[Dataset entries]
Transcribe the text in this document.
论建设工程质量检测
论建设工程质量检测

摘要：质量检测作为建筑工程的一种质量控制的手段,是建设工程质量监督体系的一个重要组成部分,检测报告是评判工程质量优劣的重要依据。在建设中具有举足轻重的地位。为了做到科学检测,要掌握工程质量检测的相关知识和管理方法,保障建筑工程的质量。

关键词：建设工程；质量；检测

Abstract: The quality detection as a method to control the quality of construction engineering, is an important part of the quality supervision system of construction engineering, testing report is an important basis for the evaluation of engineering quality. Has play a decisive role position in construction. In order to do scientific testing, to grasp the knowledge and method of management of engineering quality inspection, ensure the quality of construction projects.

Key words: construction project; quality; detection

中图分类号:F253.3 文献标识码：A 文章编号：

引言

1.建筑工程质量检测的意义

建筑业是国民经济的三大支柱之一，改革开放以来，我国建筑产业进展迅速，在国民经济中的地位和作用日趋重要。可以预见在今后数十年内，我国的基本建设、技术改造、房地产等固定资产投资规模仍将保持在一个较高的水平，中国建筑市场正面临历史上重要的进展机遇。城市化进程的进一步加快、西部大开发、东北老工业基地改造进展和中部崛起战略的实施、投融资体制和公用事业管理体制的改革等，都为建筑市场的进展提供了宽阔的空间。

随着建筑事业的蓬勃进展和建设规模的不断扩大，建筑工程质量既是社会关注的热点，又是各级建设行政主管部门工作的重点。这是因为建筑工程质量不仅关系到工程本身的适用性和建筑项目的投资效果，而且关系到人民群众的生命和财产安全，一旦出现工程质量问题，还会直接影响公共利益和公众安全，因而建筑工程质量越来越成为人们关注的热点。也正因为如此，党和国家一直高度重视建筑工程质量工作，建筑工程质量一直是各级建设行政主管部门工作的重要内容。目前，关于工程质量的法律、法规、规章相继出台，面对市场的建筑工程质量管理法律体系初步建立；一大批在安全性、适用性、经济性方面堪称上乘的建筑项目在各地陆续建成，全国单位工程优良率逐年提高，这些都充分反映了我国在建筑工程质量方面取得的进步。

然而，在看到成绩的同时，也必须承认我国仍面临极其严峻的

- Exercise brief: Exact output of every entry is required.

- Result of the exercise:
Transcribe the text in this document.
论建设工程质量检测
论建设工程质量检测

摘要：质量检测作为建筑工程的一种质量控制的手段,是建设工程质量监督体系的一个重要组成部分,检测报告是评判工程质量优劣的重要依据。在建设中具有举足轻重的地位。为了做到科学检测,要掌握工程质量检测的相关知识和管理方法,保障建筑工程的质量。

关键词：建设工程；质量；检测

Abstract: The quality detection as a method to control the quality of construction engineering, is an important part of the quality supervision system of construction engineering, testing report is an important basis for the evaluation of engineering quality. Has play a decisive role position in construction. In order to do scientific testing, to grasp the knowledge and method of management of engineering quality inspection, ensure the quality of construction projects.

Key words: construction project; quality; detection

中图分类号:F253.3 文献标识码：A 文章编号：

引言

1.建筑工程质量检测的意义

建筑业是国民经济的三大支柱之一，改革开放以来，我国建筑产业进展迅速，在国民经济中的地位和作用日趋重要。可以预见在今后数十年内，我国的基本建设、技术改造、房地产等固定资产投资规模仍将保持在一个较高的水平，中国建筑市场正面临历史上重要的进展机遇。城市化进程的进一步加快、西部大开发、东北老工业基地改造进展和中部崛起战略的实施、投融资体制和公用事业管理体制的改革等，都为建筑市场的进展提供了宽阔的空间。

随着建筑事业的蓬勃进展和建设规模的不断扩大，建筑工程质量既是社会关注的热点，又是各级建设行政主管部门工作的重点。这是因为建筑工程质量不仅关系到工程本身的适用性和建筑项目的投资效果，而且关系到人民群众的生命和财产安全，一旦出现工程质量问题，还会直接影响公共利益和公众安全，因而建筑工程质量越来越成为人们关注的热点。也正因为如此，党和国家一直高度重视建筑工程质量工作，建筑工程质量一直是各级建设行政主管部门工作的重要内容。目前，关于工程质量的法律、法规、规章相继出台，面对市场的建筑工程质量管理法律体系初步建立；一大批在安全性、适用性、经济性方面堪称上乘的建筑项目在各地陆续建成，全国单位工程优良率逐年提高，这些都充分反映了我国在建筑工程质量方面取得的进步。

然而，在看到成绩的同时，也必须承认我国仍面临极其严峻的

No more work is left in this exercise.